__Exercise description__: Starting with the line that contains "Extract the structured", copy each line exactly through the end of the listing, and omit all pictures.

__Input records__:
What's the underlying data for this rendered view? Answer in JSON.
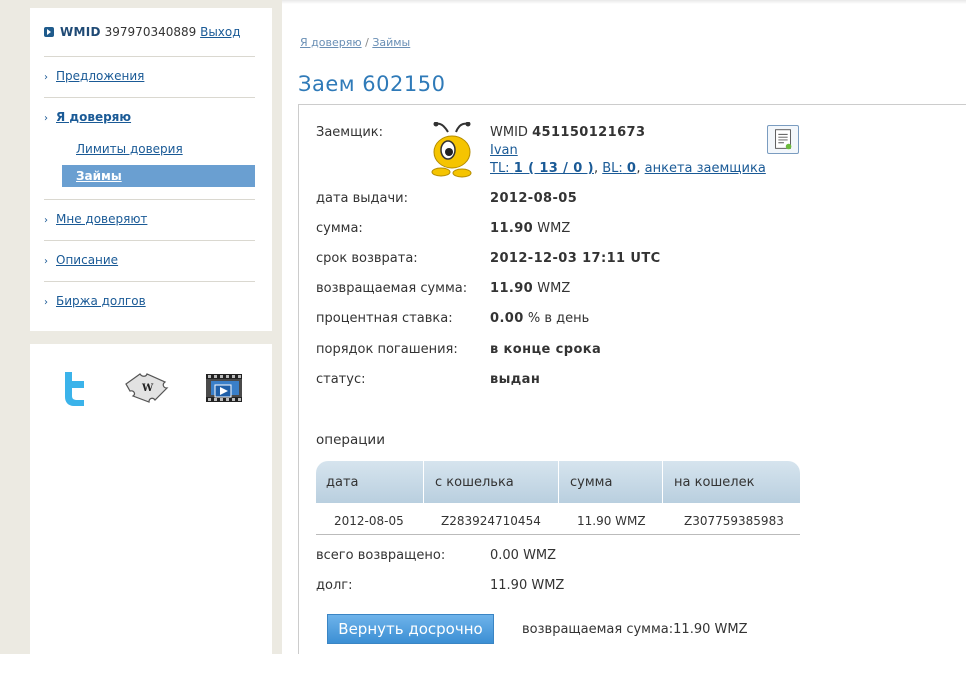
{
  "user": {
    "wmid_label": "WMID",
    "wmid": "397970340889",
    "logout": "Выход"
  },
  "sidebar": {
    "items": [
      {
        "label": "Предложения"
      },
      {
        "label": "Я доверяю"
      },
      {
        "label": "Мне доверяют"
      },
      {
        "label": "Описание"
      },
      {
        "label": "Биржа долгов"
      }
    ],
    "subitems": [
      {
        "label": "Лимиты доверия"
      },
      {
        "label": "Займы"
      }
    ]
  },
  "social_icons": [
    "twitter-icon",
    "wiki-puzzle-icon",
    "video-icon"
  ],
  "breadcrumb": {
    "root": "Я доверяю",
    "sep": "/",
    "current": "Займы"
  },
  "page": {
    "title": "Заем 602150"
  },
  "loan": {
    "borrower_label": "Заемщик:",
    "borrower_wmid_label": "WMID",
    "borrower_wmid": "451150121673",
    "borrower_name": "Ivan",
    "tl_label": "TL:",
    "tl_value": "1 ( 13 / 0 )",
    "bl_label": "BL:",
    "bl_value": "0",
    "profile_link": "анкета заемщика",
    "issue_date_label": "дата выдачи:",
    "issue_date": "2012-08-05",
    "amount_label": "сумма:",
    "amount": "11.90",
    "amount_currency": "WMZ",
    "due_label": "срок возврата:",
    "due": "2012-12-03 17:11 UTC",
    "return_amount_label": "возвращаемая сумма:",
    "return_amount": "11.90",
    "return_currency": "WMZ",
    "rate_label": "процентная ставка:",
    "rate": "0.00",
    "rate_unit": "% в день",
    "repay_order_label": "порядок погашения:",
    "repay_order": "в конце срока",
    "status_label": "статус:",
    "status": "выдан"
  },
  "operations": {
    "title": "операции",
    "columns": [
      "дата",
      "с кошелька",
      "сумма",
      "на кошелек"
    ],
    "rows": [
      {
        "date": "2012-08-05",
        "from": "Z283924710454",
        "amount": "11.90 WMZ",
        "to": "Z307759385983"
      }
    ]
  },
  "totals": {
    "returned_label": "всего возвращено:",
    "returned": "0.00 WMZ",
    "debt_label": "долг:",
    "debt": "11.90 WMZ"
  },
  "actions": {
    "return_early": "Вернуть досрочно",
    "return_sum_label": "возвращаемая сумма:",
    "return_sum": "11.90 WMZ"
  },
  "colors": {
    "accent": "#2f7ab8",
    "active_menu": "#6a9fd1",
    "button": "#4a9be0"
  }
}
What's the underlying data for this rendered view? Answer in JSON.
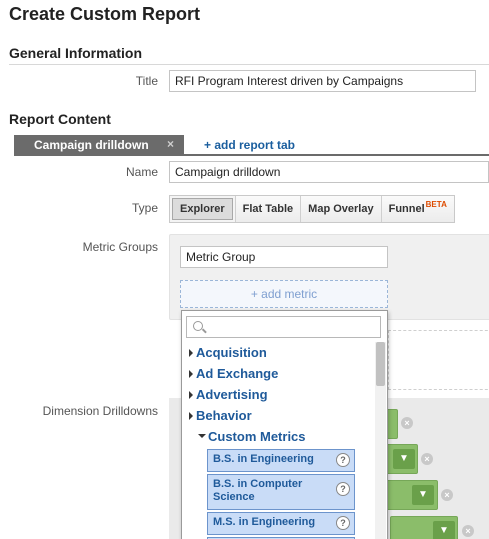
{
  "page": {
    "title": "Create Custom Report"
  },
  "general": {
    "heading": "General Information",
    "title_label": "Title",
    "title_value": "RFI Program Interest driven by Campaigns"
  },
  "content": {
    "heading": "Report Content",
    "active_tab": "Campaign drilldown",
    "tab_close": "×",
    "add_tab": "+ add report tab",
    "name_label": "Name",
    "name_value": "Campaign drilldown",
    "type_label": "Type",
    "types": [
      "Explorer",
      "Flat Table",
      "Map Overlay",
      "Funnel"
    ],
    "selected_type": "Explorer",
    "beta": "BETA",
    "metric_groups_label": "Metric Groups",
    "metric_group_value": "Metric Group",
    "add_metric": "+ add metric",
    "dimension_label": "Dimension Drilldowns"
  },
  "dropdown": {
    "search_placeholder": "",
    "categories": [
      "Acquisition",
      "Ad Exchange",
      "Advertising",
      "Behavior",
      "Custom Metrics"
    ],
    "expanded_category": "Custom Metrics",
    "metrics": [
      "B.S. in Engineering",
      "B.S. in Computer Science",
      "M.S. in Engineering"
    ],
    "help_glyph": "?"
  },
  "colors": {
    "link": "#1a5e9e",
    "category": "#1f5a9a",
    "metric_item_bg": "#c9dcf7",
    "dimension_green": "#8bbd6a",
    "beta": "#dd4b00",
    "active_tab": "#6b6b6b"
  },
  "icons": [
    "close-icon",
    "search-icon",
    "help-icon",
    "chevron-down-icon",
    "remove-icon"
  ]
}
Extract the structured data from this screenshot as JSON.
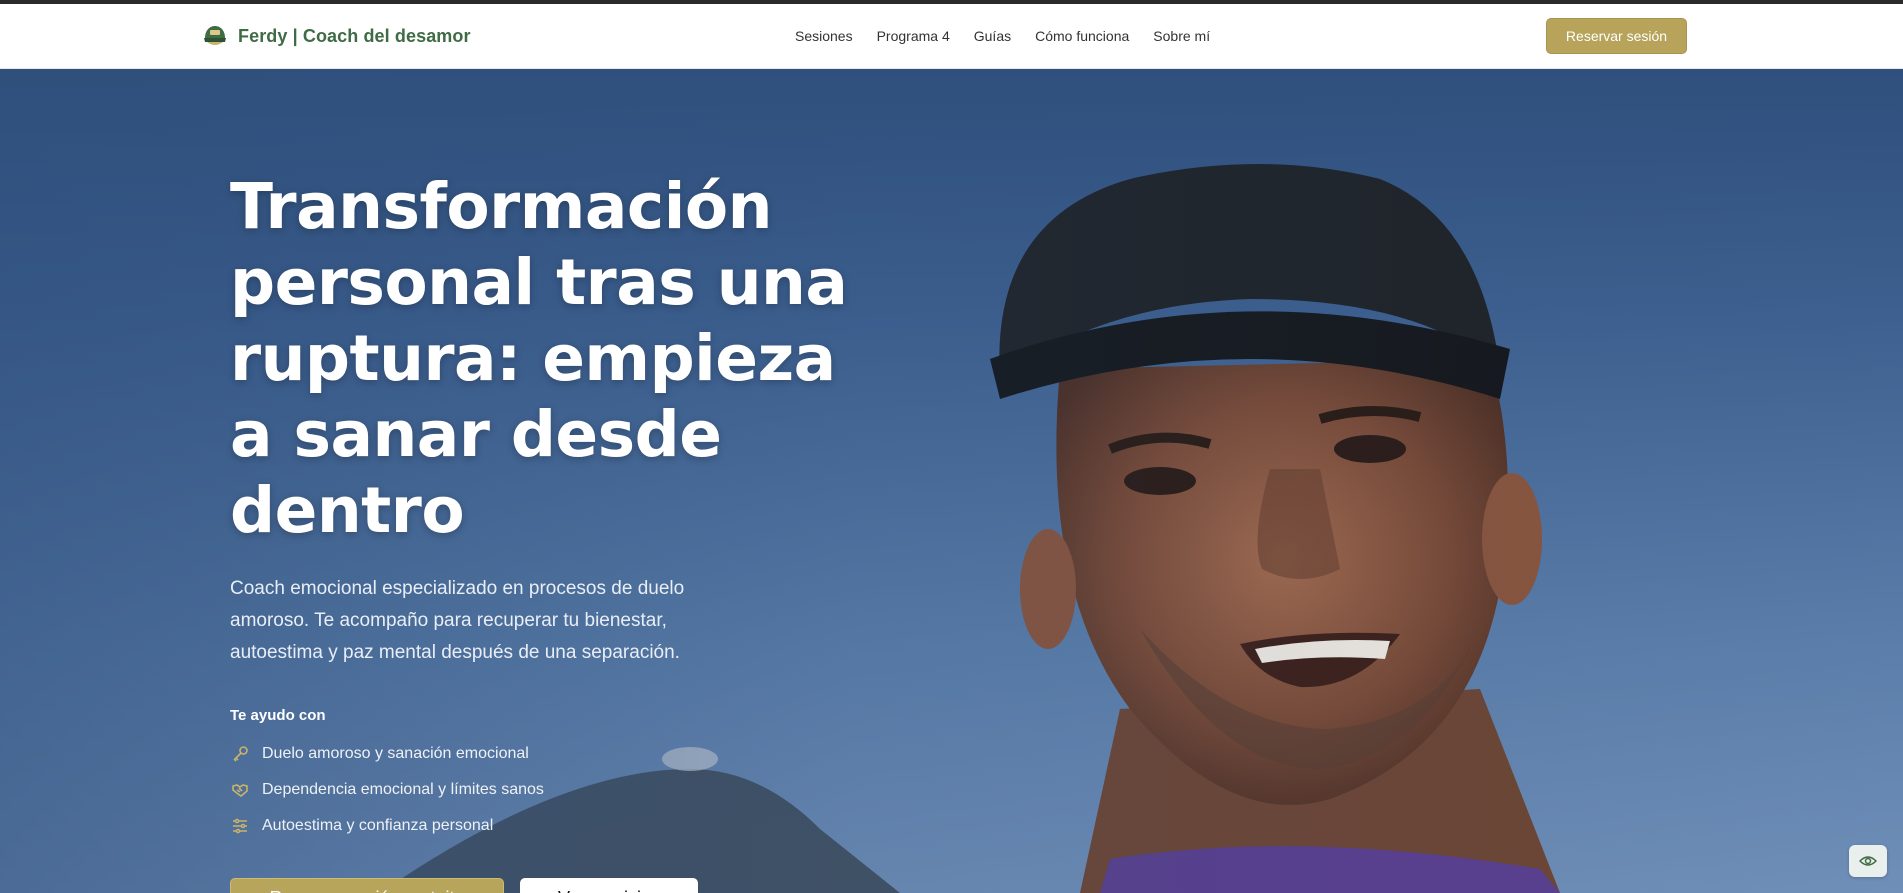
{
  "header": {
    "brand": "Ferdy | Coach del desamor",
    "logo_icon": "cap-icon",
    "nav": [
      "Sesiones",
      "Programa 4",
      "Guías",
      "Cómo funciona",
      "Sobre mí"
    ],
    "cta": "Reservar sesión"
  },
  "hero": {
    "title": "Transformación personal tras una ruptura: empieza a sanar desde dentro",
    "subtitle": "Coach emocional especializado en procesos de duelo amoroso. Te acompaño para recuperar tu bienestar, autoestima y paz mental después de una separación.",
    "help_title": "Te ayudo con",
    "help_items": [
      {
        "icon": "key-icon",
        "text": "Duelo amoroso y sanación emocional"
      },
      {
        "icon": "handshake-icon",
        "text": "Dependencia emocional y límites sanos"
      },
      {
        "icon": "sliders-icon",
        "text": "Autoestima y confianza personal"
      }
    ],
    "primary_button": "Reservar sesión gratuita",
    "secondary_button": "Ver servicios"
  },
  "floating_button_icon": "eye-icon",
  "colors": {
    "accent": "#b7a35a",
    "brand_green": "#3f6b45",
    "hero_sky": "#3d6090"
  }
}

__Result below__:
Extract the structured data from this screenshot as JSON.
{
  "header": {
    "brand": "Ferdy | Coach del desamor",
    "logo_icon": "cap-icon",
    "nav": [
      "Sesiones",
      "Programa 4",
      "Guías",
      "Cómo funciona",
      "Sobre mí"
    ],
    "cta": "Reservar sesión"
  },
  "hero": {
    "title": "Transformación personal tras una ruptura: empieza a sanar desde dentro",
    "subtitle": "Coach emocional especializado en procesos de duelo amoroso. Te acompaño para recuperar tu bienestar, autoestima y paz mental después de una separación.",
    "help_title": "Te ayudo con",
    "help_items": [
      {
        "icon": "key-icon",
        "text": "Duelo amoroso y sanación emocional"
      },
      {
        "icon": "handshake-icon",
        "text": "Dependencia emocional y límites sanos"
      },
      {
        "icon": "sliders-icon",
        "text": "Autoestima y confianza personal"
      }
    ],
    "primary_button": "Reservar sesión gratuita",
    "secondary_button": "Ver servicios"
  },
  "floating_button_icon": "eye-icon",
  "colors": {
    "accent": "#b7a35a",
    "brand_green": "#3f6b45",
    "hero_sky": "#3d6090"
  }
}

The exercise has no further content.